Search the material below for the string "acid" and list each line that holds it.

- - -

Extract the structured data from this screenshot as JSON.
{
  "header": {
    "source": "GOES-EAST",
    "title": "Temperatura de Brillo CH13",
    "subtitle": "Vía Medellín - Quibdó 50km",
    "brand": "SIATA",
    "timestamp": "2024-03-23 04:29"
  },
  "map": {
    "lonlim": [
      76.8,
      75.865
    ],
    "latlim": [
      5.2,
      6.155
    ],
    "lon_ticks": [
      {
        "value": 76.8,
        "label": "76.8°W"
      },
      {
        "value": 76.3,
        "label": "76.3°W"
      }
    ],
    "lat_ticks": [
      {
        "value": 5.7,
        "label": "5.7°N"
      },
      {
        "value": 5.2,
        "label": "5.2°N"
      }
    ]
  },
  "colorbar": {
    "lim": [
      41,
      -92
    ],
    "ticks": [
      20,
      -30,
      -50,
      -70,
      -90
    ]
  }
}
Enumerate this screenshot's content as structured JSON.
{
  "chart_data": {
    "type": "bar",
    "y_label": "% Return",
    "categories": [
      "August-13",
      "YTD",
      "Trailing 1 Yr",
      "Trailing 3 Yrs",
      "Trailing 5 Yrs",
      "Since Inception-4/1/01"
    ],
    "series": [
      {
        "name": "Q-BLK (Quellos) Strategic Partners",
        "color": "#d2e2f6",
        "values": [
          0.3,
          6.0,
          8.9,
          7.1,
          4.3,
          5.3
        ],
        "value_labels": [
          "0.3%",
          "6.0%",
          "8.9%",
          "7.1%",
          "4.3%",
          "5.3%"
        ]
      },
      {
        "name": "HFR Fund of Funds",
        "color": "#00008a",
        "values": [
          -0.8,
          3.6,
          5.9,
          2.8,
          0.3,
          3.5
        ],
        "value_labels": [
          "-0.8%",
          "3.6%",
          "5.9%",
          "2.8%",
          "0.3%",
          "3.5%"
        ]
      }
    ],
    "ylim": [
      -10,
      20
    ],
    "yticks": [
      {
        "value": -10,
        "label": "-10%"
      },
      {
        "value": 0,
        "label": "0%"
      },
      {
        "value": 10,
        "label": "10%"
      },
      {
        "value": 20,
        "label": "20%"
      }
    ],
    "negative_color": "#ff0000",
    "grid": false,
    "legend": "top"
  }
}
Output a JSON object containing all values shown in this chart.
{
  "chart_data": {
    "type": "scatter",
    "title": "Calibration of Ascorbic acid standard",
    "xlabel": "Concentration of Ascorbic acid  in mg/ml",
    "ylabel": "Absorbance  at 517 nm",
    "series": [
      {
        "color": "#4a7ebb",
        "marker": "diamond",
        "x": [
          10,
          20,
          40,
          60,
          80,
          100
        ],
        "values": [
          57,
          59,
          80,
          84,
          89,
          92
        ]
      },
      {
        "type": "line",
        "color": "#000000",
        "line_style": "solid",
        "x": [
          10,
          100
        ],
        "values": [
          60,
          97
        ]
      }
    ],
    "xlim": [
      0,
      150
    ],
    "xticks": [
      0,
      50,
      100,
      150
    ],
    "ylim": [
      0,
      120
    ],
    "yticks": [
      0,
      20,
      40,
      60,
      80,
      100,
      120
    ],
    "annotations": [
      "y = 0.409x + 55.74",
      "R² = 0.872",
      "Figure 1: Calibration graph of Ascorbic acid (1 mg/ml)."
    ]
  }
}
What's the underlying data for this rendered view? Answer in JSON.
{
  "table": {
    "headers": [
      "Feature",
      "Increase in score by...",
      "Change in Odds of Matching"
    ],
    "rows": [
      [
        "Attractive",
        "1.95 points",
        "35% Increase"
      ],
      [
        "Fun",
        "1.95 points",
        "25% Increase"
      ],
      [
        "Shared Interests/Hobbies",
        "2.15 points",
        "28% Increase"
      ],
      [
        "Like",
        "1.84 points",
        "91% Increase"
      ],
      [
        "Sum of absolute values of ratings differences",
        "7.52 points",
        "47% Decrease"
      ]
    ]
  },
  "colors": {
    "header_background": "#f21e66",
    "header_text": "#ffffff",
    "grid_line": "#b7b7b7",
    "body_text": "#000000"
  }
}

- - -

* _Answer to this exercise_:
    "title": "Calibration of Ascorbic acid standard",
    "xlabel": "Concentration of Ascorbic acid  in mg/ml",
      "Figure 1: Calibration graph of Ascorbic acid (1 mg/ml)."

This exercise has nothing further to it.